(Stored data)
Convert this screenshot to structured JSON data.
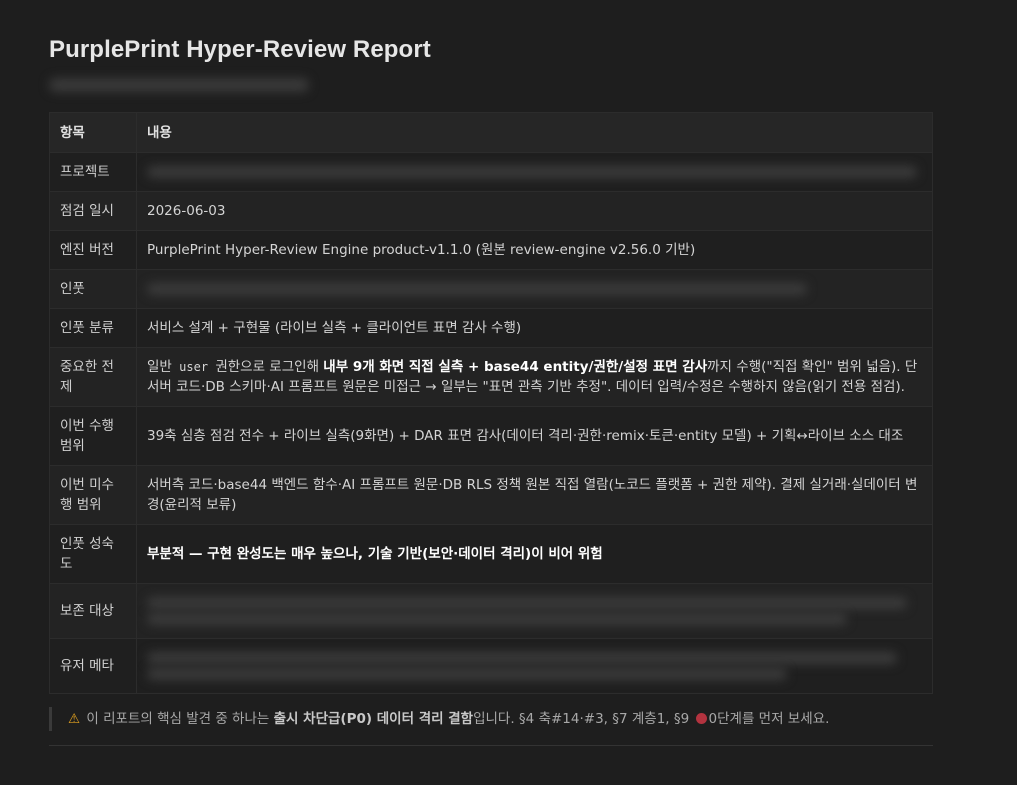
{
  "title": "PurplePrint Hyper-Review Report",
  "table": {
    "headers": [
      "항목",
      "내용"
    ],
    "rows": {
      "project": {
        "key": "프로젝트"
      },
      "date": {
        "key": "점검 일시",
        "value": "2026-06-03"
      },
      "engine": {
        "key": "엔진 버전",
        "value": "PurplePrint Hyper-Review Engine product-v1.1.0 (원본 review-engine v2.56.0 기반)"
      },
      "input": {
        "key": "인풋"
      },
      "input_class": {
        "key": "인풋 분류",
        "value": "서비스 설계 + 구현물 (라이브 실측 + 클라이언트 표면 감사 수행)"
      },
      "premise": {
        "key": "중요한 전제",
        "p1": "일반 ",
        "code": "user",
        "p2": " 권한으로 로그인해 ",
        "strong": "내부 9개 화면 직접 실측 + base44 entity/권한/설정 표면 감사",
        "p3": "까지 수행(\"직접 확인\" 범위 넓음). 단 서버 코드·DB 스키마·AI 프롬프트 원문은 미접근 → 일부는 \"표면 관측 기반 추정\". 데이터 입력/수정은 수행하지 않음(읽기 전용 점검)."
      },
      "scope": {
        "key": "이번 수행 범위",
        "value": "39축 심층 점검 전수 + 라이브 실측(9화면) + DAR 표면 감사(데이터 격리·권한·remix·토큰·entity 모델) + 기획↔라이브 소스 대조"
      },
      "out_of_scope": {
        "key": "이번 미수행 범위",
        "value": "서버측 코드·base44 백엔드 함수·AI 프롬프트 원문·DB RLS 정책 원본 직접 열람(노코드 플랫폼 + 권한 제약). 결제 실거래·실데이터 변경(윤리적 보류)"
      },
      "maturity": {
        "key": "인풋 성숙도",
        "p1": "부분적 — ",
        "strong": "구현 완성도는 매우 높으나, 기술 기반(보안·데이터 격리)이 비어 위험"
      },
      "preserve": {
        "key": "보존 대상"
      },
      "user_meta": {
        "key": "유저 메타"
      }
    }
  },
  "note": {
    "icon": "warning-icon",
    "p1": "이 리포트의 핵심 발견 중 하나는 ",
    "strong": "출시 차단급(P0) 데이터 격리 결함",
    "p2": "입니다. §4 축#14·#3, §7 계층1, §9 ",
    "p3": "0단계를 먼저 보세요.",
    "dot_color": "#b3333f"
  }
}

Task to complete:
Copy out every line of the listing that includes the string "Hyper".

Problem solution:
  "title": "PurplePrint Hyper-Review Report",
        "value": "PurplePrint Hyper-Review Engine product-v1.1.0 (원본 review-engine v2.56.0 기반)"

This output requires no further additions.